= 任务要求 A =
请把页面摘录中从“deque<TreeNode *> nodes;”到“if (node->right)”这一段原样抄写出来，不作任何改动。
= 任务要求 B =
列出页面摘录的代码中对 nodes 调用过的全部成员函数名称，每个名称只写一次。

= 页面摘录 =
•••

22_print_from_top_to_bottom.cpp

/*
* Copyright(c) 2019 Jiau Zhang
* For more information see <https://github.com/JiauZhang/algorithms>
* 
* This repo is free software: you can redistribute it and/or modify
* it under the terms of the GNU General Public License as published by
* the Free Software Foundation
*
* It is distributed in the hope that it will be useful,
* but WITHOUT ANY WARRANTY; without even the implied warranty of
* MERCHANTABILITY or FITNESS FOR A PARTICULAR PURPOSE. See the
* GNU General Public License for more details.
*
* You should have received a copy of the GNU General Public License
* along with THIS repo. If not, see <http://www.gnu.org/licenses/>.
*/

/*
 * 题目描述：
 *     从上往下打印出二叉树的每个节点，同层节点从左至右打印。
 * 
 * struct TreeNode {
 * 	int val;
 * 	struct TreeNode *left;
 * 	struct TreeNode *right;
 * 	TreeNode(int x) :
 * 			val(x), left(NULL), right(NULL) {
 * 	}
 * };
 * 
 * 解题思路：
 *     从上到下，从左到右打印，由于树结构在访问左子节点时没有指向右子节点
 *     的指针，所以需要额外的空间存储指针，这里使用deque双端队列来完成
 *     进入循环之前先压入根节点，然后访问根节点时把左右子节点压入
 *     从尾部添加，从头部取值，即先进先出
 * 
 */
class Solution {
public:
    vector<int> PrintFromTopToBottom(TreeNode* root) {
        vector<int> vals;
        if (root == NULL)
            return vals;
            
        deque<TreeNode *> nodes;        
        nodes.push_back(root);
        while (nodes.size() > 0) {
            TreeNode *node = nodes.front();
            nodes.pop_front();
            vals.push_back(node->val);
            if (node->left)
                nodes.push_back(node->left);
            if (node->right)
                nodes.push_back(node->right);
        }
        
        return vals;
    }
};

•••

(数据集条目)
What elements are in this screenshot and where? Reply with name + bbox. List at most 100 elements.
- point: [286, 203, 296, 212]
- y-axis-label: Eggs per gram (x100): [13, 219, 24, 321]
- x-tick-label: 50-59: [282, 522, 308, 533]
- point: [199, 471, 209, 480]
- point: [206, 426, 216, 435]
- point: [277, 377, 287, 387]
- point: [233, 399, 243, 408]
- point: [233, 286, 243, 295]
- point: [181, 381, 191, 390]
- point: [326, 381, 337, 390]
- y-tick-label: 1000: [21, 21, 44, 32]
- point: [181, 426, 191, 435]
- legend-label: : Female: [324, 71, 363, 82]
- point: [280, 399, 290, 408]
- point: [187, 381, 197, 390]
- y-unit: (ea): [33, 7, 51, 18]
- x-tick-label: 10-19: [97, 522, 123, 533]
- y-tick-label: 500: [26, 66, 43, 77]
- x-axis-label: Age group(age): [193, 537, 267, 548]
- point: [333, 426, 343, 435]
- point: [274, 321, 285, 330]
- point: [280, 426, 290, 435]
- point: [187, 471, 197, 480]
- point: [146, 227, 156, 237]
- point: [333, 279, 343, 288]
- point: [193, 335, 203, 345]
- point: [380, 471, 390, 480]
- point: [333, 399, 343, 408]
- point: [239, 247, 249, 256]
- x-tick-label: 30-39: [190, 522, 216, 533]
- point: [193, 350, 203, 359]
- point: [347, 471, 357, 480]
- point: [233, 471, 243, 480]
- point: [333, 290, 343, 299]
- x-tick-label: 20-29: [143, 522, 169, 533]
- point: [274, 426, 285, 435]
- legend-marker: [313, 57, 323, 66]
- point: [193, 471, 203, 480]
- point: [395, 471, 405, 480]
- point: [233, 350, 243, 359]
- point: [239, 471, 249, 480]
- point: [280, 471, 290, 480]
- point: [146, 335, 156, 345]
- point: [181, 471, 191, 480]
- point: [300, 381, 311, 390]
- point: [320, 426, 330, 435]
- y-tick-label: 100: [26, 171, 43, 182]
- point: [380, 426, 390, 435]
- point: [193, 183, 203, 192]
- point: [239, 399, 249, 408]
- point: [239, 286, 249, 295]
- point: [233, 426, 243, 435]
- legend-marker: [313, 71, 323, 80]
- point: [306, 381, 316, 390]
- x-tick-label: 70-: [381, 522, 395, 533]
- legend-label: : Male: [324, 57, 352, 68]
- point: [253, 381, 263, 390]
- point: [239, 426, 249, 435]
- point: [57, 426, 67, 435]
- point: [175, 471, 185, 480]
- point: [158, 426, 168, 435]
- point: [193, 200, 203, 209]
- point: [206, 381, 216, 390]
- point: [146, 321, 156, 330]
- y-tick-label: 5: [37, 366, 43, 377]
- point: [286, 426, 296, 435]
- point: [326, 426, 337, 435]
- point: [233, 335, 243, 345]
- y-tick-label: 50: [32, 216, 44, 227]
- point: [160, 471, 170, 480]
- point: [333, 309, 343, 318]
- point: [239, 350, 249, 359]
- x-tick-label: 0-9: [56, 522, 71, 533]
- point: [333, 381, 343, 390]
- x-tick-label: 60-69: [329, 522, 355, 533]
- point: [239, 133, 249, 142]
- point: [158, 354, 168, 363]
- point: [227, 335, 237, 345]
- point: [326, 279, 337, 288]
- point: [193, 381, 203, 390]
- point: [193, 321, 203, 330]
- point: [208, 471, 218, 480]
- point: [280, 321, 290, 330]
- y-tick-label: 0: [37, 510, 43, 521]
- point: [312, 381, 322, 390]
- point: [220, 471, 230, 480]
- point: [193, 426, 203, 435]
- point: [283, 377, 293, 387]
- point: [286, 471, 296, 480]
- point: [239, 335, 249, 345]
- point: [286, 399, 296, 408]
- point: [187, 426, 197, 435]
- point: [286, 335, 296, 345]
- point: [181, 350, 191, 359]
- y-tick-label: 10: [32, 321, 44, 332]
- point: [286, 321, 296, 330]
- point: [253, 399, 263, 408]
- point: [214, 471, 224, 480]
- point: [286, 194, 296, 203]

•••

= 作答区 A =
deque<TreeNode *> nodes;        
        nodes.push_back(root);
        while (nodes.size() > 0) {
            TreeNode *node = nodes.front();
            nodes.pop_front();
            vals.push_back(node->val);
            if (node->left)
                nodes.push_back(node->left);
            if (node->right)

= 作答区 B =
push_back、size、front、pop_front